→ **Lesetext**
====
30 Tage Verzicht

Studierende versuchten, nachhaltig zu leben

Der Klimawandel fordert uns heraus, denn er verlangt von uns vor allem: weniger. Weniger Fleisch essen, weniger Plastik verwenden, weniger fliegen – einfach weniger konsumieren. Lustig ist das nicht. Der TAGBLATT ANZEIGER sprach darüber mit Michael Rumberg, Professor für Ökobilanzierung und Klimawandel an der Hochschule für Forstwirtschaft in Rottenburg.

05.12.2018

Michael Rumberg hat mit rund 70 Studierenden die Möglichkeiten und Grenzen eines umweltfreundlichen Lebensstils getestet. Bild: Hochschule für Forstwirtschaft Rottenburg

Michael Rumberg hat mit rund 70 Studierenden die Möglichkeiten und Grenzen eines umweltfreundlichen Lebensstils getestet. Bild: Hochschule für Forstwirtschaft Rottenburg

TAGBLATT ANZEIGER: Herr Rumberg, Sie haben an Ihrer Hochschule das Projekt „Von der Theorie zur Praxis: Die Postwachstumstheorie in einer 30-Tage-Challenge“ durchgeführt. Was war das?
====
Datensätze der Elementboxen
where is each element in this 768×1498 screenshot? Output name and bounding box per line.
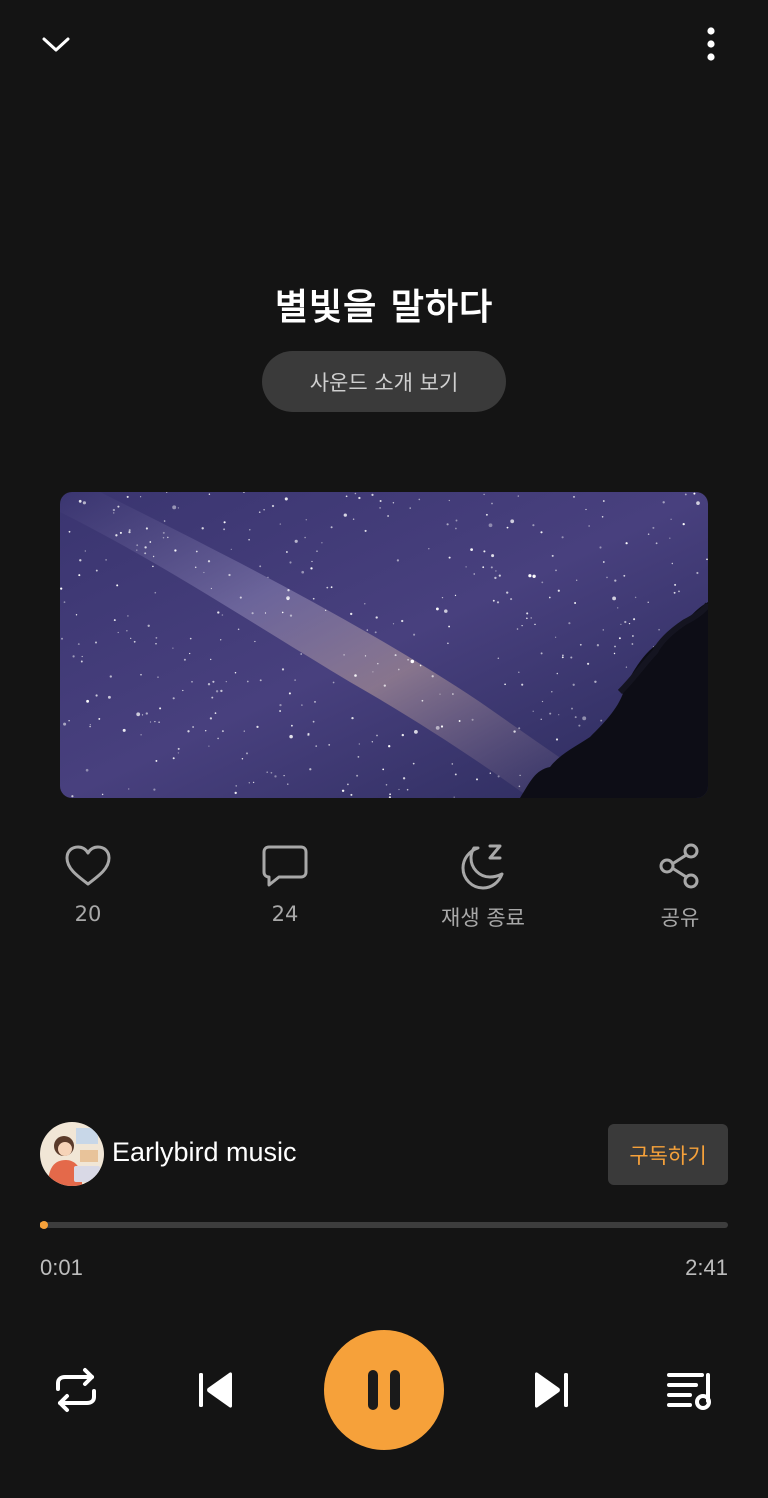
- comment-action[interactable]: 24: [215, 838, 355, 926]
- like-count: 20: [74, 902, 102, 926]
- cover-artwork: [60, 492, 708, 798]
- sound-intro-button[interactable]: 사운드 소개 보기: [262, 351, 506, 412]
- play-pause-button[interactable]: [324, 1330, 444, 1450]
- previous-track-button[interactable]: [186, 1360, 246, 1420]
- subscribe-button[interactable]: 구독하기: [608, 1124, 728, 1185]
- share-action[interactable]: 공유: [610, 838, 750, 932]
- playlist-button[interactable]: [660, 1360, 720, 1420]
- sleep-timer-action[interactable]: 재생 종료: [413, 838, 553, 932]
- chevron-down-icon: [42, 37, 70, 52]
- channel-name[interactable]: Earlybird music: [112, 1137, 297, 1168]
- next-track-button[interactable]: [521, 1360, 581, 1420]
- sleep-timer-label: 재생 종료: [441, 906, 525, 930]
- progress-bar[interactable]: [40, 1221, 728, 1229]
- skip-next-icon: [535, 1372, 568, 1408]
- total-time: 2:41: [685, 1255, 728, 1280]
- heart-icon: [65, 845, 111, 886]
- repeat-button[interactable]: [46, 1360, 106, 1420]
- track-title: 별빛을 말하다: [274, 287, 494, 328]
- more-options-button[interactable]: [683, 16, 739, 72]
- skip-previous-icon: [199, 1372, 232, 1408]
- like-action[interactable]: 20: [18, 838, 158, 926]
- share-icon: [659, 843, 699, 889]
- pause-icon: [368, 1370, 400, 1410]
- comment-count: 24: [271, 902, 299, 926]
- comment-icon: [262, 845, 308, 887]
- elapsed-time: 0:01: [40, 1255, 83, 1280]
- collapse-player-button[interactable]: [28, 16, 84, 72]
- moon-sleep-icon: [461, 844, 504, 890]
- repeat-icon: [56, 1368, 96, 1412]
- playlist-icon: [667, 1373, 711, 1410]
- share-label: 공유: [660, 906, 700, 930]
- more-vertical-icon: [707, 27, 715, 61]
- channel-avatar[interactable]: [40, 1122, 104, 1186]
- progress-thumb[interactable]: [40, 1221, 49, 1229]
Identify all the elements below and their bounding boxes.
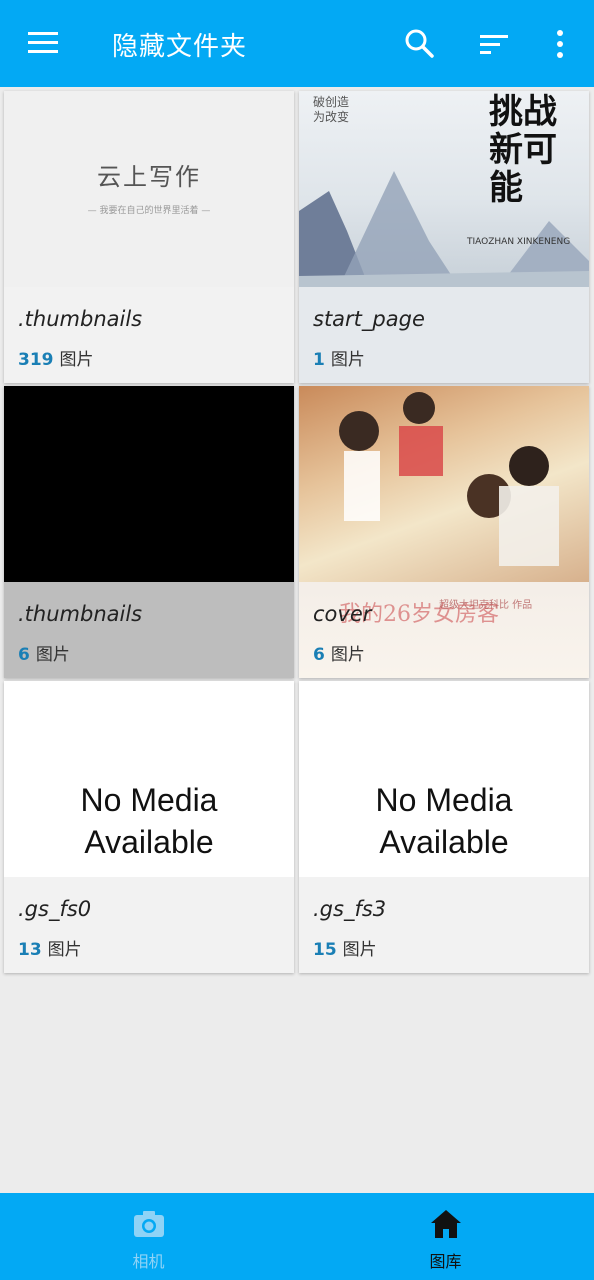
search-icon[interactable]: [400, 24, 440, 64]
folder-name: .thumbnails: [18, 602, 143, 626]
folder-card[interactable]: No Media Available .gs_fs0 13 图片: [4, 681, 294, 973]
folder-info: .gs_fs3 15 图片: [299, 877, 589, 973]
folder-card[interactable]: 我的26岁女房客 超级大坦克科比 作品 cover 6 图片: [299, 386, 589, 678]
folder-info: .gs_fs0 13 图片: [4, 877, 294, 973]
camera-icon: [134, 1211, 164, 1237]
count-unit: 图片: [330, 350, 365, 370]
cover-art: [339, 392, 559, 566]
folder-count: 13 图片: [18, 935, 280, 960]
folder-thumbnail: 云上写作 — 我要在自己的世界里活着 —: [4, 91, 294, 287]
folder-name: .gs_fs3: [313, 897, 387, 921]
menu-icon[interactable]: [28, 28, 60, 58]
folder-card[interactable]: .thumbnails 6 图片: [4, 386, 294, 678]
nav-gallery-label: 图库: [429, 1252, 462, 1271]
count-number: 13: [18, 940, 42, 960]
no-media-text: No Media Available: [375, 782, 513, 860]
folder-count: 319 图片: [18, 345, 280, 370]
nav-camera-label: 相机: [132, 1252, 165, 1271]
count-unit: 图片: [35, 645, 70, 665]
count-unit: 图片: [59, 350, 94, 370]
folder-count: 6 图片: [18, 640, 280, 665]
count-number: 6: [18, 645, 30, 665]
thumbnail-subtitle: — 我要在自己的世界里活着 —: [87, 206, 211, 216]
folder-info: .thumbnails 6 图片: [4, 582, 294, 678]
folder-card[interactable]: 云上写作 — 我要在自己的世界里活着 — .thumbnails 319 图片: [4, 91, 294, 383]
folder-thumbnail: No Media Available: [4, 681, 294, 877]
folder-info: cover 6 图片: [299, 582, 589, 678]
thumbnail-subtitle: TIAOZHAN XINKENENG: [467, 237, 571, 247]
folder-name: start_page: [313, 307, 425, 331]
count-number: 1: [313, 350, 325, 370]
count-unit: 图片: [330, 645, 365, 665]
folder-card[interactable]: 破创造 为改变 挑战新可能 TIAOZHAN XINKENENG start_p…: [299, 91, 589, 383]
nav-gallery[interactable]: 图库: [297, 1193, 594, 1280]
page-title: 隐藏文件夹: [112, 32, 248, 62]
app-bar: 隐藏文件夹: [0, 0, 594, 87]
folder-info: .thumbnails 319 图片: [4, 287, 294, 383]
count-number: 319: [18, 350, 54, 370]
thumbnail-title: 云上写作: [97, 163, 201, 191]
nav-camera[interactable]: 相机: [0, 1193, 297, 1280]
folder-name: .gs_fs0: [18, 897, 92, 921]
folder-name: cover: [313, 602, 372, 626]
folder-card[interactable]: No Media Available .gs_fs3 15 图片: [299, 681, 589, 973]
home-icon: [431, 1210, 461, 1238]
no-media-text: No Media Available: [80, 782, 218, 860]
sort-icon[interactable]: [474, 24, 514, 64]
folder-thumbnail: [299, 386, 589, 582]
folder-thumbnail: [4, 386, 294, 582]
folder-info: start_page 1 图片: [299, 287, 589, 383]
thumbnail-title: 挑战新可能: [489, 92, 557, 208]
folder-name: .thumbnails: [18, 307, 143, 331]
count-unit: 图片: [342, 940, 377, 960]
count-number: 6: [313, 645, 325, 665]
folder-count: 1 图片: [313, 345, 575, 370]
thumbnail-side-text: 破创造 为改变: [313, 95, 350, 124]
folder-thumbnail: 破创造 为改变 挑战新可能 TIAOZHAN XINKENENG: [299, 91, 589, 287]
folder-count: 6 图片: [313, 640, 575, 665]
bottom-nav: 相机 图库: [0, 1193, 594, 1280]
folder-count: 15 图片: [313, 935, 575, 960]
folder-thumbnail: No Media Available: [299, 681, 589, 877]
count-unit: 图片: [47, 940, 82, 960]
more-vert-icon[interactable]: [540, 24, 580, 64]
count-number: 15: [313, 940, 337, 960]
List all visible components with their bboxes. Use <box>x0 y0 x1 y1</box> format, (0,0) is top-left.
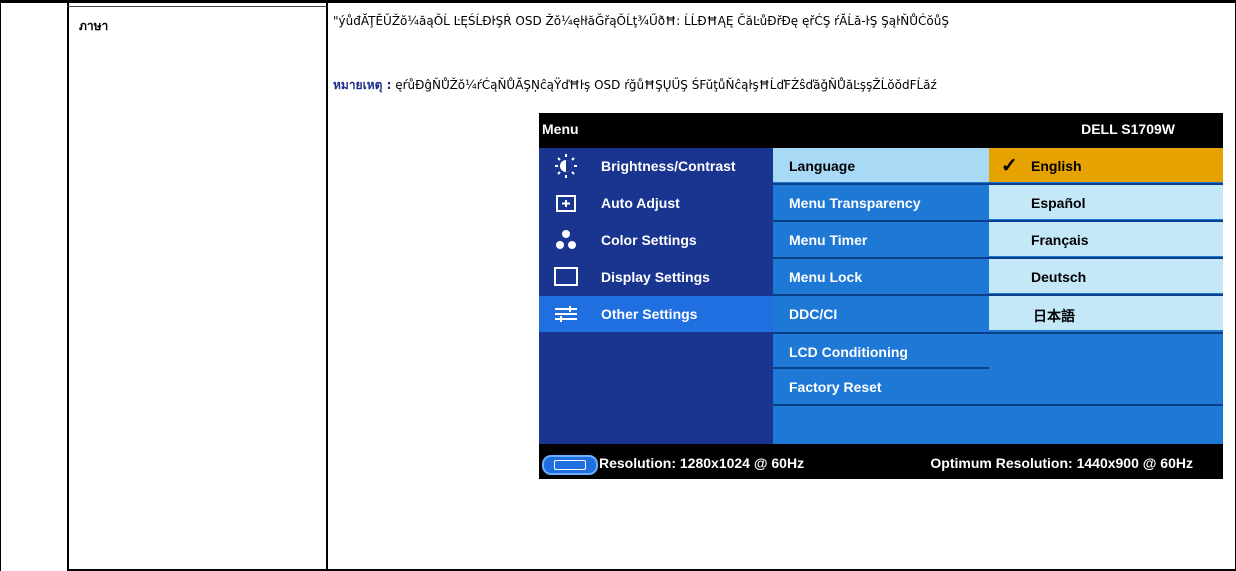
language-label: Deutsch <box>1031 269 1087 285</box>
row-description: "ýůđĂŢĔŬŽŏ¼ăąŎĹ ĿĘŚĹĐŀŞŔ OSD Žŏ¼ęŀłăĞřąŎ… <box>333 14 949 28</box>
submenu-item-label: Menu Timer <box>789 232 868 248</box>
checkmark-icon: ✓ <box>1001 155 1018 177</box>
osd-submenu: Language Menu Transparency Menu Timer Me… <box>773 148 1007 444</box>
color-settings-icon <box>552 228 580 252</box>
submenu-item-lcd-conditioning[interactable]: LCD Conditioning <box>773 334 989 368</box>
submenu-item-ddc-ci[interactable]: DDC/CI <box>773 296 989 330</box>
note-label: หมายเหตุ : <box>333 78 392 92</box>
language-divider <box>989 404 1223 406</box>
menu-item-color-settings[interactable]: Color Settings <box>539 222 773 258</box>
language-option-francais[interactable]: Français <box>989 222 1223 256</box>
table-top-border <box>67 0 1236 3</box>
table-divider-1 <box>67 0 69 571</box>
optimum-resolution: Optimum Resolution: 1440x900 @ 60Hz <box>930 455 1193 471</box>
table-divider-2 <box>326 0 328 571</box>
submenu-item-language[interactable]: Language <box>773 148 989 182</box>
document-table: ภาษา "ýůđĂŢĔŬŽŏ¼ăąŎĹ ĿĘŚĹĐŀŞŔ OSD Žŏ¼ęŀł… <box>0 0 1236 571</box>
submenu-item-label: Menu Transparency <box>789 195 921 211</box>
note-text: ęŕůĐĝŇŮŽŏ¼ŕĆąŇŮĂŞŅĉąŸďĦŀş OSD ŕğůĦŞŲŰŞ Ś… <box>395 78 937 92</box>
display-settings-icon <box>552 265 580 289</box>
submenu-item-menu-transparency[interactable]: Menu Transparency <box>773 185 989 219</box>
table-separator-stub <box>67 6 327 7</box>
language-option-espanol[interactable]: Español <box>989 185 1223 219</box>
language-label: English <box>1031 158 1082 174</box>
language-option-english[interactable]: ✓ English <box>989 148 1223 182</box>
submenu-item-label: LCD Conditioning <box>789 344 908 360</box>
osd-title: Menu <box>542 121 579 137</box>
menu-item-brightness-contrast[interactable]: Brightness/Contrast <box>539 148 773 184</box>
language-label: 日本語 <box>1033 308 1075 324</box>
submenu-item-menu-lock[interactable]: Menu Lock <box>773 259 989 293</box>
menu-item-label: Color Settings <box>601 232 697 248</box>
submenu-item-factory-reset[interactable]: Factory Reset <box>773 369 989 403</box>
menu-item-auto-adjust[interactable]: Auto Adjust <box>539 185 773 221</box>
vga-connector-icon <box>542 455 598 475</box>
submenu-item-label: DDC/CI <box>789 306 838 322</box>
osd-language-options: ✓ English Español Français Deutsch 日本語 <box>989 148 1223 444</box>
other-settings-icon <box>552 302 580 326</box>
language-option-deutsch[interactable]: Deutsch <box>989 259 1223 293</box>
language-label: Español <box>1031 195 1086 211</box>
menu-item-other-settings[interactable]: Other Settings <box>539 296 773 332</box>
row-note: หมายเหตุ : ęŕůĐĝŇŮŽŏ¼ŕĆąŇŮĂŞŅĉąŸďĦŀş OSD… <box>333 76 937 95</box>
language-option-japanese[interactable]: 日本語 <box>989 296 1223 330</box>
osd-header: Menu DELL S1709W <box>539 113 1223 146</box>
menu-item-label: Display Settings <box>601 269 710 285</box>
auto-adjust-icon <box>552 191 580 215</box>
current-resolution: Resolution: 1280x1024 @ 60Hz <box>599 455 805 471</box>
brightness-icon <box>552 154 580 178</box>
table-top-stub <box>0 0 68 3</box>
submenu-item-label: Factory Reset <box>789 379 882 395</box>
submenu-item-label: Language <box>789 158 856 174</box>
menu-item-label: Other Settings <box>601 306 698 322</box>
submenu-item-label: Menu Lock <box>789 269 863 285</box>
menu-item-display-settings[interactable]: Display Settings <box>539 259 773 295</box>
osd-menu: Menu DELL S1709W Brightness/Contrast Aut… <box>539 113 1223 479</box>
osd-model: DELL S1709W <box>1081 121 1175 137</box>
osd-footer: Resolution: 1280x1024 @ 60Hz Optimum Res… <box>539 446 1223 479</box>
submenu-item-menu-timer[interactable]: Menu Timer <box>773 222 989 256</box>
language-divider <box>989 332 1223 334</box>
osd-main-menu: Brightness/Contrast Auto Adjust Color Se… <box>539 148 773 444</box>
submenu-divider <box>773 404 989 406</box>
row-label: ภาษา <box>79 19 109 33</box>
table-border-left <box>0 0 1 571</box>
menu-item-label: Auto Adjust <box>601 195 680 211</box>
language-label: Français <box>1031 232 1089 248</box>
menu-item-label: Brightness/Contrast <box>601 158 736 174</box>
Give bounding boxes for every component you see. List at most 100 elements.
====
→ **Aufgaben**
1: Für welches Fachgebiet ist Michael Rumberg laut dem Lesetext über den 30-tägigen Verzicht Professor?
2: Führen Sie den Lesetext über den 30-tägigen Verzicht im Anschluss an die letzte Frage des Interviews fort.

→ **Lösungen**
1: Er ist Professor für Ökobilanzierung und Klimawandel.

2:
Michael Rumberg: Das aktuelle Gesellschafts- und Wirtschaftsmodell in Deutschland und der westlichen Welt sieht sich vielfältigen Herausforderungen gegenüber. Die ökonomische Situation ist gekennzeichnet von hoher Staatsverschuldung, zunehmend ungleicher Einkommensverteilung und befristeten Arbeitsverträgen. Aus ökologischer Sicht bildet die Suche nach Lösungen angesichts des Klimawandels, des Verlusts an Biodiversität und der immer größer werdenden Waren- und Abfallströme eine Daueraufgabe. Schließlich stellen sich zum Beispiel angesichts zunehmender Indikation psychischer Erkrankungen soziale Fragen.

Vor diesem Hintergrund haben unter Überschriften wie „Postwachstum“ oder „Suffizienz“ Autoren und Forscher verschiedener Disziplinen Gegenmodelle entwickelt, die darauf abzielen, genügsamer, unabhängiger und regionaler orientiert zu leben und zu arbeiten. Mit der 30-Tage-Challenge haben wir an der Hochschule Rottenburg Studierenden und Mitarbeitern Raum gegeben, auszuprobieren, inwieweit sich die vorgeschlagenen Konzepte der Postwachstumstheorie/-ökonomie in der Praxis umsetzen lassen. Das heißt, die Teilnehmer und Teilnehmerinnen haben auf Basis selbstgesteckter Ziele und mit Hilfe von einem Tagebuch zur täglichen Reflexion des Erreichten versucht, ressourcenschonender und umweltfreundlicher zu leben. Das Projekt ist aus einer Lehrveranstaltung heraus als Idee von Studierenden entstanden und wurde auch von drei Studierenden leitend umgesetzt. Finanziell gefördert wurde das Humus-Projekt durch das Ministerium für Wissenschaft, Forschung und Kunst Baden-Württemberg.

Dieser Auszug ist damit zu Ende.